* [Exercise prompt]:
Can you quote the records below in full, word for word?

* [Data lines]:
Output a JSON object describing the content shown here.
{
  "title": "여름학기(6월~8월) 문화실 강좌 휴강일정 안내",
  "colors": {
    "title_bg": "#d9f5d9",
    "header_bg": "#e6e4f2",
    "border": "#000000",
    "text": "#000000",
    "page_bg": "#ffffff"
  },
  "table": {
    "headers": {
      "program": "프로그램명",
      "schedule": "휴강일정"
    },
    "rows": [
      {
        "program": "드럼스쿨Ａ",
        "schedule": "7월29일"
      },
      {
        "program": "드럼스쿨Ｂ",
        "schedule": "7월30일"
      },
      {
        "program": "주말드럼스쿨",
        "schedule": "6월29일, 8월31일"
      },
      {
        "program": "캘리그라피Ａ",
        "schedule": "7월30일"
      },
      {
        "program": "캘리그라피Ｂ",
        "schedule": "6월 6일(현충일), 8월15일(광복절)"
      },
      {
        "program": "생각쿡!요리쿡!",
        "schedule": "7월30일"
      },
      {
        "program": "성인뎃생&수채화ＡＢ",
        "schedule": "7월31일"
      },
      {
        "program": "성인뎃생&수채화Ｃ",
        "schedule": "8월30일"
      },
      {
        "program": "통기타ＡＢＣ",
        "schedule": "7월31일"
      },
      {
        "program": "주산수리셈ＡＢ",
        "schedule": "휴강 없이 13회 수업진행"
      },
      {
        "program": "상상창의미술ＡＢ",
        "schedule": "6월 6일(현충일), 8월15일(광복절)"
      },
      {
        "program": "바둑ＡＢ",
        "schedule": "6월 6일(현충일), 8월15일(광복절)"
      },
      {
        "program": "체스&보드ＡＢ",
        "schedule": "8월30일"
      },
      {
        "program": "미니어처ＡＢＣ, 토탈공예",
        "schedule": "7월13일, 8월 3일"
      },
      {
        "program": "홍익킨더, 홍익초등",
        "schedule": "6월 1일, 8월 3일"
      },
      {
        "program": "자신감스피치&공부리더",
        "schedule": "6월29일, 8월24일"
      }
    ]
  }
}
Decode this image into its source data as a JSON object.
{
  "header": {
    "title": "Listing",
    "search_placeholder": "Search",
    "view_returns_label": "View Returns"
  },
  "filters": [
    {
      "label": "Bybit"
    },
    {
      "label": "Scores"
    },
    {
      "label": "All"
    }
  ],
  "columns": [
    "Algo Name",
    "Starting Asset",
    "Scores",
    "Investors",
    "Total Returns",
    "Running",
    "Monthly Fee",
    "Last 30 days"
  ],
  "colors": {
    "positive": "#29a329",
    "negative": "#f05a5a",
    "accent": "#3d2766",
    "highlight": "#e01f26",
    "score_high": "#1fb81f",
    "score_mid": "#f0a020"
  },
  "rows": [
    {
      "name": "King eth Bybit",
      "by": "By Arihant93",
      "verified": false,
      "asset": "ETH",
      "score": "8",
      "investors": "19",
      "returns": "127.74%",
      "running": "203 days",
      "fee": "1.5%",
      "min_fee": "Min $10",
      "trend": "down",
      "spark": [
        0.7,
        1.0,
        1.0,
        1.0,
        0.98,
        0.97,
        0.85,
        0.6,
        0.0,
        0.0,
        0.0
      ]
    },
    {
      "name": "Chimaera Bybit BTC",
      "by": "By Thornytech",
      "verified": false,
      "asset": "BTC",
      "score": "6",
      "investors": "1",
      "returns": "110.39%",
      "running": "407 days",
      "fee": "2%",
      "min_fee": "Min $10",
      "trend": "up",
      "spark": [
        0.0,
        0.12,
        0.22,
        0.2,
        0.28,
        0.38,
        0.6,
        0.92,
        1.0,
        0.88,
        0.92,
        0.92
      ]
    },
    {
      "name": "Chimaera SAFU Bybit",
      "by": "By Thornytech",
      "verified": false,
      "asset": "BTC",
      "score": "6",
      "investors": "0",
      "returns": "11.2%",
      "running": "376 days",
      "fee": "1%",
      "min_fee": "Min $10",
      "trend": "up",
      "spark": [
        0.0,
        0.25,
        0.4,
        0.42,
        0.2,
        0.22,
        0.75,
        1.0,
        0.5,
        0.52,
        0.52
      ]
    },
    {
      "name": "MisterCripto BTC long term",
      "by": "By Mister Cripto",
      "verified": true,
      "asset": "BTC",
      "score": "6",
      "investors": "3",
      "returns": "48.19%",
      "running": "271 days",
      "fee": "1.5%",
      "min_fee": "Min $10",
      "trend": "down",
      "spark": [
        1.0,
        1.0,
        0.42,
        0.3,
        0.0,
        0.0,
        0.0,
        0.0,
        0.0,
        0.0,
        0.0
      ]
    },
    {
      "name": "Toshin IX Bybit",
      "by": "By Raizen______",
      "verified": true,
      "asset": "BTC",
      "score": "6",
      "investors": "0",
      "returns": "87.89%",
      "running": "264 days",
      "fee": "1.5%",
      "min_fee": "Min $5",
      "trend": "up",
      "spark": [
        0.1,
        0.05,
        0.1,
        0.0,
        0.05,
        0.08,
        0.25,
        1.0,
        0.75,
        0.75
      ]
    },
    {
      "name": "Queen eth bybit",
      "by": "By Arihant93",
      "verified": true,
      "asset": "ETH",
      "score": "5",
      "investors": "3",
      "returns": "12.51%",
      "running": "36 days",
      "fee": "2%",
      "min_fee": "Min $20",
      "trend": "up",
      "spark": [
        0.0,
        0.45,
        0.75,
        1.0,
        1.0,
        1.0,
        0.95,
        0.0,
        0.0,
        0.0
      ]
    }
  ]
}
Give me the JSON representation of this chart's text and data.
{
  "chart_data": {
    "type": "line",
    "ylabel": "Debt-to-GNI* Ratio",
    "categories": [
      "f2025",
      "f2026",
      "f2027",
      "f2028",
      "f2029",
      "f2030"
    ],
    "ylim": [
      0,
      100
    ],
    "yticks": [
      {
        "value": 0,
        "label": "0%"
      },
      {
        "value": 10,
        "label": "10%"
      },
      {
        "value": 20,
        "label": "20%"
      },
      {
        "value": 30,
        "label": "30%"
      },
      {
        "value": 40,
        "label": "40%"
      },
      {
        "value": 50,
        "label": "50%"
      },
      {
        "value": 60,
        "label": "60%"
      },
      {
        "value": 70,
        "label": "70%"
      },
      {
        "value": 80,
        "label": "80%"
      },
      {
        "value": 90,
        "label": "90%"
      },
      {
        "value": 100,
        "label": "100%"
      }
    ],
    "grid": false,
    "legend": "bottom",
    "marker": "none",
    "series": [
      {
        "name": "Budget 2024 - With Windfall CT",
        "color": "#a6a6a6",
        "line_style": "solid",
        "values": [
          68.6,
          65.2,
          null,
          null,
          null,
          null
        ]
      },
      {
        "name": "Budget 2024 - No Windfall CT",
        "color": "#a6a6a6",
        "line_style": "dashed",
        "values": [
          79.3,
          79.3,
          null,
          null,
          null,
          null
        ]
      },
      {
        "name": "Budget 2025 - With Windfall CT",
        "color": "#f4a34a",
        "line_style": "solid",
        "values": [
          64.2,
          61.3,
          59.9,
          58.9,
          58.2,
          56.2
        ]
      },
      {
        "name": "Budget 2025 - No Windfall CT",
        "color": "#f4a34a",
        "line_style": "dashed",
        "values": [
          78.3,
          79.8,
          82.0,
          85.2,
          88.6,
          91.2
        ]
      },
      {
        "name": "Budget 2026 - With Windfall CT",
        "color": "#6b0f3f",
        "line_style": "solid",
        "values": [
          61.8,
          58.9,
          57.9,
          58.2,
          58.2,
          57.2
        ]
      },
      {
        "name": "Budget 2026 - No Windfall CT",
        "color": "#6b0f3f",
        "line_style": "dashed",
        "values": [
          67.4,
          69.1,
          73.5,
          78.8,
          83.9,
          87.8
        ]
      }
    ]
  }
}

* [Solved problem]:
Output a JSON object describing the content shown here.
{
  "title": "여름학기(6월~8월) 문화실 강좌 휴강일정 안내",
  "colors": {
    "title_bg": "#d9f5d9",
    "header_bg": "#e6e4f2",
    "border": "#000000",
    "text": "#000000",
    "page_bg": "#ffffff"
  },
  "table": {
    "headers": {
      "program": "프로그램명",
      "schedule": "휴강일정"
    },
    "rows": [
      {
        "program": "드럼스쿨Ａ",
        "schedule": "7월29일"
      },
      {
        "program": "드럼스쿨Ｂ",
        "schedule": "7월30일"
      },
      {
        "program": "주말드럼스쿨",
        "schedule": "6월29일, 8월31일"
      },
      {
        "program": "캘리그라피Ａ",
        "schedule": "7월30일"
      },
      {
        "program": "캘리그라피Ｂ",
        "schedule": "6월 6일(현충일), 8월15일(광복절)"
      },
      {
        "program": "생각쿡!요리쿡!",
        "schedule": "7월30일"
      },
      {
        "program": "성인뎃생&수채화ＡＢ",
        "schedule": "7월31일"
      },
      {
        "program": "성인뎃생&수채화Ｃ",
        "schedule": "8월30일"
      },
      {
        "program": "통기타ＡＢＣ",
        "schedule": "7월31일"
      },
      {
        "program": "주산수리셈ＡＢ",
        "schedule": "휴강 없이 13회 수업진행"
      },
      {
        "program": "상상창의미술ＡＢ",
        "schedule": "6월 6일(현충일), 8월15일(광복절)"
      },
      {
        "program": "바둑ＡＢ",
        "schedule": "6월 6일(현충일), 8월15일(광복절)"
      },
      {
        "program": "체스&보드ＡＢ",
        "schedule": "8월30일"
      },
      {
        "program": "미니어처ＡＢＣ, 토탈공예",
        "schedule": "7월13일, 8월 3일"
      },
      {
        "program": "홍익킨더, 홍익초등",
        "schedule": "6월 1일, 8월 3일"
      },
      {
        "program": "자신감스피치&공부리더",
        "schedule": "6월29일, 8월24일"
      }
    ]
  }
}
Decode this image into its source data as a JSON object.
{
  "header": {
    "title": "Listing",
    "search_placeholder": "Search",
    "view_returns_label": "View Returns"
  },
  "filters": [
    {
      "label": "Bybit"
    },
    {
      "label": "Scores"
    },
    {
      "label": "All"
    }
  ],
  "columns": [
    "Algo Name",
    "Starting Asset",
    "Scores",
    "Investors",
    "Total Returns",
    "Running",
    "Monthly Fee",
    "Last 30 days"
  ],
  "colors": {
    "positive": "#29a329",
    "negative": "#f05a5a",
    "accent": "#3d2766",
    "highlight": "#e01f26",
    "score_high": "#1fb81f",
    "score_mid": "#f0a020"
  },
  "rows": [
    {
      "name": "King eth Bybit",
      "by": "By Arihant93",
      "verified": false,
      "asset": "ETH",
      "score": "8",
      "investors": "19",
      "returns": "127.74%",
      "running": "203 days",
      "fee": "1.5%",
      "min_fee": "Min $10",
      "trend": "down",
      "spark": [
        0.7,
        1.0,
        1.0,
        1.0,
        0.98,
        0.97,
        0.85,
        0.6,
        0.0,
        0.0,
        0.0
      ]
    },
    {
      "name": "Chimaera Bybit BTC",
      "by": "By Thornytech",
      "verified": false,
      "asset": "BTC",
      "score": "6",
      "investors": "1",
      "returns": "110.39%",
      "running": "407 days",
      "fee": "2%",
      "min_fee": "Min $10",
      "trend": "up",
      "spark": [
        0.0,
        0.12,
        0.22,
        0.2,
        0.28,
        0.38,
        0.6,
        0.92,
        1.0,
        0.88,
        0.92,
        0.92
      ]
    },
    {
      "name": "Chimaera SAFU Bybit",
      "by": "By Thornytech",
      "verified": false,
      "asset": "BTC",
      "score": "6",
      "investors": "0",
      "returns": "11.2%",
      "running": "376 days",
      "fee": "1%",
      "min_fee": "Min $10",
      "trend": "up",
      "spark": [
        0.0,
        0.25,
        0.4,
        0.42,
        0.2,
        0.22,
        0.75,
        1.0,
        0.5,
        0.52,
        0.52
      ]
    },
    {
      "name": "MisterCripto BTC long term",
      "by": "By Mister Cripto",
      "verified": true,
      "asset": "BTC",
      "score": "6",
      "investors": "3",
      "returns": "48.19%",
      "running": "271 days",
      "fee": "1.5%",
      "min_fee": "Min $10",
      "trend": "down",
      "spark": [
        1.0,
        1.0,
        0.42,
        0.3,
        0.0,
        0.0,
        0.0,
        0.0,
        0.0,
        0.0,
        0.0
      ]
    },
    {
      "name": "Toshin IX Bybit",
      "by": "By Raizen______",
      "verified": true,
      "asset": "BTC",
      "score": "6",
      "investors": "0",
      "returns": "87.89%",
      "running": "264 days",
      "fee": "1.5%",
      "min_fee": "Min $5",
      "trend": "up",
      "spark": [
        0.1,
        0.05,
        0.1,
        0.0,
        0.05,
        0.08,
        0.25,
        1.0,
        0.75,
        0.75
      ]
    },
    {
      "name": "Queen eth bybit",
      "by": "By Arihant93",
      "verified": true,
      "asset": "ETH",
      "score": "5",
      "investors": "3",
      "returns": "12.51%",
      "running": "36 days",
      "fee": "2%",
      "min_fee": "Min $20",
      "trend": "up",
      "spark": [
        0.0,
        0.45,
        0.75,
        1.0,
        1.0,
        1.0,
        0.95,
        0.0,
        0.0,
        0.0
      ]
    }
  ]
}
Give me the JSON representation of this chart's text and data.
{
  "chart_data": {
    "type": "line",
    "ylabel": "Debt-to-GNI* Ratio",
    "categories": [
      "f2025",
      "f2026",
      "f2027",
      "f2028",
      "f2029",
      "f2030"
    ],
    "ylim": [
      0,
      100
    ],
    "yticks": [
      {
        "value": 0,
        "label": "0%"
      },
      {
        "value": 10,
        "label": "10%"
      },
      {
        "value": 20,
        "label": "20%"
      },
      {
        "value": 30,
        "label": "30%"
      },
      {
        "value": 40,
        "label": "40%"
      },
      {
        "value": 50,
        "label": "50%"
      },
      {
        "value": 60,
        "label": "60%"
      },
      {
        "value": 70,
        "label": "70%"
      },
      {
        "value": 80,
        "label": "80%"
      },
      {
        "value": 90,
        "label": "90%"
      },
      {
        "value": 100,
        "label": "100%"
      }
    ],
    "grid": false,
    "legend": "bottom",
    "marker": "none",
    "series": [
      {
        "name": "Budget 2024 - With Windfall CT",
        "color": "#a6a6a6",
        "line_style": "solid",
        "values": [
          68.6,
          65.2,
          null,
          null,
          null,
          null
        ]
      },
      {
        "name": "Budget 2024 - No Windfall CT",
        "color": "#a6a6a6",
        "line_style": "dashed",
        "values": [
          79.3,
          79.3,
          null,
          null,
          null,
          null
        ]
      },
      {
        "name": "Budget 2025 - With Windfall CT",
        "color": "#f4a34a",
        "line_style": "solid",
        "values": [
          64.2,
          61.3,
          59.9,
          58.9,
          58.2,
          56.2
        ]
      },
      {
        "name": "Budget 2025 - No Windfall CT",
        "color": "#f4a34a",
        "line_style": "dashed",
        "values": [
          78.3,
          79.8,
          82.0,
          85.2,
          88.6,
          91.2
        ]
      },
      {
        "name": "Budget 2026 - With Windfall CT",
        "color": "#6b0f3f",
        "line_style": "solid",
        "values": [
          61.8,
          58.9,
          57.9,
          58.2,
          58.2,
          57.2
        ]
      },
      {
        "name": "Budget 2026 - No Windfall CT",
        "color": "#6b0f3f",
        "line_style": "dashed",
        "values": [
          67.4,
          69.1,
          73.5,
          78.8,
          83.9,
          87.8
        ]
      }
    ]
  }
}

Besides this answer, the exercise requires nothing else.